§ Task: Reproduce the following material exactly, including every line.

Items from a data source
╭──
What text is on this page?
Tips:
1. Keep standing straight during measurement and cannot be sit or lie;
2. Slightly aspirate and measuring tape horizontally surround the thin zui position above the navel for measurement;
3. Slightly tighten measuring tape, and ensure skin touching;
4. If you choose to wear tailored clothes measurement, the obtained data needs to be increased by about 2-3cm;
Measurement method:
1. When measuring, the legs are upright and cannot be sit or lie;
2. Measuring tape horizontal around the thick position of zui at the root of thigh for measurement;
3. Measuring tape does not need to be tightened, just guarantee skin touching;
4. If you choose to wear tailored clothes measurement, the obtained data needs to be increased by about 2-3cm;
╰──
§ Result of this task:
What text is on this page?
Tips:
1. Keep standing straight during measurement and cannot be sit or lie;
2. Slightly aspirate and measuring tape horizontally surround the thin zui position above the navel for measurement;
3. Slightly tighten measuring tape, and ensure skin touching;
4. If you choose to wear tailored clothes measurement, the obtained data needs to be increased by about 2-3cm;
Measurement method:
1. When measuring, the legs are upright and cannot be sit or lie;
2. Measuring tape horizontal around the thick position of zui at the root of thigh for measurement;
3. Measuring tape does not need to be tightened, just guarantee skin touching;
4. If you choose to wear tailored clothes measurement, the obtained data needs to be increased by about 2-3cm;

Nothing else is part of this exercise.